[What you need to do]
1. In the drpm email thread, rewrite the part that opens with the words containing "drpms are generated" and closes with "drpm is made.", swapping "createrepo_c" for "the repodata generator".
2. Extend the email thread about drpms past its last sentence.

I wonder why there's so few drpms in most transactions I see? Does this system not prioritize packages, like, those that are installed on all variants, or installed by default on Workstation?
The way it is right now, I could turn drpms off entirely, and probably not change the download size at all (because savings are small and are cancelled out by failure cases), and save some CPU time. Is it really worth it keeping all that infrastructure for drpms around, if they doesn't actually provide any benefit wrt. amount of data to download, and actually increases CPU usage?
Fabio
On Thu, Aug 12, 2021 at 01:00:26AM +0200, Fabio Valentini wrote: ...snip...
I wonder why there's so few drpms in most transactions I see? Does this system not prioritize packages, like, those that are installed on all variants, or installed by default on Workstation?
So, it's complicated, but let me try...
drpms are generated by createrepo_c at the same time it's generating the repodata for a repo. You can pass it things to tell it how many deltas to make and where to find old rpms, etc.
When an updates push happens, bodhi fires off a pungi job for that version/repo (ie, say fedora-34-updates). pungi sees that as a new compose. It gathers all the things from koji in f34-updates tag and sets things up. When it runs createrepo_c it only has access to: the current rpms, the rpms in the current 'updates/34' repo and thats it. So, the only drpms we currently get are when there's a update already in stable updates and we have a new update of the same package going stable. But then it also only keeps it for that one updates push. On the next push things start over and there's not any 'old' package in the updates repo, so no drpm is made.
Lots of things make this not very flexable: * only can make drpms at createrepo_c run time, this means you can't do them later/on the side/keep previous ones around/etc. * pungi doesn't have access to older rpms at the right time to generate more and has no way to keep them accross pushes.
We could do lots of things to fix this, but would need work: * if we had a standlone tool that could generate arbitrary drpms and 'insert' them into repodata we could run those seperate from updates composes and keep more of them. Of course repodata signing would complicate this. * If dnf could look for drpms in some standard 'other' repo when enabled we could perhaps just generate those repos out of band.
It's also not clear what would be the ideal amount/kind of drpms to make... GA to current updates? That plus last update? That plus last 2 updates?
The way it is right now, I could turn drpms off entirely, and probably not change the download size at all (because savings are small and are cancelled out by failure cases), and save some CPU time. Is it really worth it keeping all that infrastructure for drpms around, if they doesn't actually provide any benefit wrt. amount of data to download, and actually increases CPU usage?

[Information provided]

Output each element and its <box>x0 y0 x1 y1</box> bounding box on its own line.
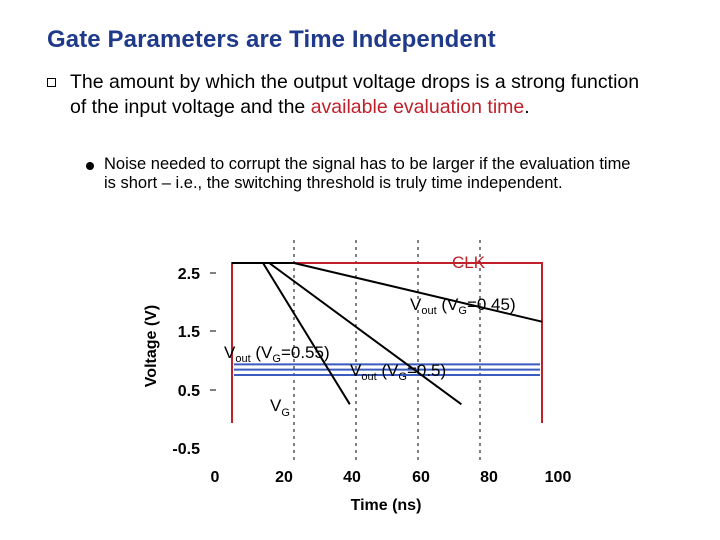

[Outputs for the tasks]
1.
drpms are generated by the repodata generator at the same time it's generating the repodata for a repo. You can pass it things to tell it how many deltas to make and where to find old rpms, etc.
When an updates push happens, bodhi fires off a pungi job for that version/repo (ie, say fedora-34-updates). pungi sees that as a new compose. It gathers all the things from koji in f34-updates tag and sets things up. When it runs the repodata generator it only has access to: the current rpms, the rpms in the current 'updates/34' repo and thats it. So, the only drpms we currently get are when there's a update already in stable updates and we have a new update of the same package going stable. But then it also only keeps it for that one updates push. On the next push things start over and there's not any 'old' package in the updates repo, so no drpm is made.

2.
I recall when we made them enabled by default. I heard a number of users say that that specifically was why they decided to run Fedora. ;) Of course times may well have changed.
kevin
On Wed, Aug 11, 2021 at 10:03:50PM +0200, Marek Marczykowski-Górecki wrote: I do think we should drop drpms or make them more useful, but I don't think there's any security angle here. (see below)
drpms work by downloading the delta, then using it + the version you have installed to recreate the signed rpm (just like you downloaded the full signed update) and then the gpg signature is checked of that full rpm, just like one you downloaded. If the drpm is tampered with it won't reassemble and it will fall back to the full signed rpm.
Sorry to resurrect this thread.
Another issue - which is not per-se a security issue but it's still a problem - is that deltarpm uses md5 checksums pervasively. They're everywhere. And it uses its own implementation of md5 which doesn't respect FIPS, so even when the user has *explicitly* configured their system to not use md5 for anything security-relevant, libdeltarpm won't know or care.
On Sat, Nov 6, 2021 at 3:43 AM Daniel Alley dalley@redhat.com wrote:
On Wed, Aug 11, 2021 at 10:03:50PM +0200, Marek Marczykowski-Górecki wrote: I do think we should drop drpms or make them more useful, but I don't think there's any security angle here. (see below)
drpms work by downloading the delta, then using it + the version you have installed to recreate the signed rpm (just like you downloaded the full signed update) and then the gpg signature is checked of that full rpm, just like one you downloaded. If the drpm is tampered with it won't reassemble and it will fall back to the full signed rpm.
Sorry to resurrect this thread.
Another issue - which is not per-se a security issue but it's still a problem - is that deltarpm uses md5 checksums pervasively. They're everywhere. And it uses its own implementation of md5 which doesn't respect FIPS, so even when the user has *explicitly* configured their system to not use md5 for anything security-relevant, libdeltarpm won't know or care.
This is not true with libdrpm though, and that version is what createrepo_c uses.
That said, it *is* also possible to create DeltaRPMs separately from using createrepo_c, especially by building upon libdrpm, we just haven't done it.
That's a fair point, I was actually not aware that https://github.com/rpm-software-management/drpm contained a completely separate implementation of applydeltarpm.
On 11/6/21 6:47 AM, Neal Gompa wrote:
On Sat, Nov 6, 2021 at 3:43 AM Daniel Alley dalley@redhat.com wrote:
On Wed, Aug 11, 2021 at 10:03:50PM +0200, Marek Marczykowski-Górecki wrote: I do think we should drop drpms or make them more useful, but I don't think there's any security angle here. (see below)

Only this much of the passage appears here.